**ENTRIES PROVIDED:**
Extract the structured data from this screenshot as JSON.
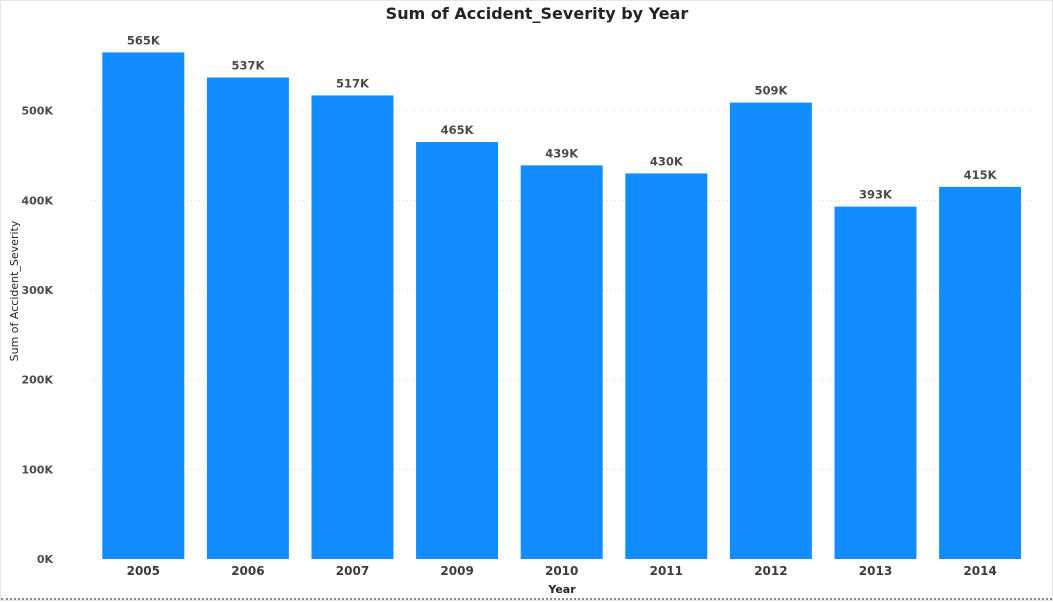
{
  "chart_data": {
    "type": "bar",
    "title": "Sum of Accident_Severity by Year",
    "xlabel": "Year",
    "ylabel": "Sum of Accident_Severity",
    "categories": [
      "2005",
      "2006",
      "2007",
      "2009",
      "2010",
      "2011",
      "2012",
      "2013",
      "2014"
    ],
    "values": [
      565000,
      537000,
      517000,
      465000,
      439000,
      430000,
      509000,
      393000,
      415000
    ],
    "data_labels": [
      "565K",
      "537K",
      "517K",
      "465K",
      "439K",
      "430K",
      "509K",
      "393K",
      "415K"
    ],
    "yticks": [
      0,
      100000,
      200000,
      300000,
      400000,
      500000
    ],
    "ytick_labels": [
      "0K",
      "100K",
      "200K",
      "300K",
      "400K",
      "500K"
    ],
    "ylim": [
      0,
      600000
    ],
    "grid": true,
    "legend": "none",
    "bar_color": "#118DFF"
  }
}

**TASK TO COMPLETE:** Pick out each line that holds the string "Year".

**WRITTEN RESPONSE:**
    "title": "Sum of Accident_Severity by Year",
    "xlabel": "Year",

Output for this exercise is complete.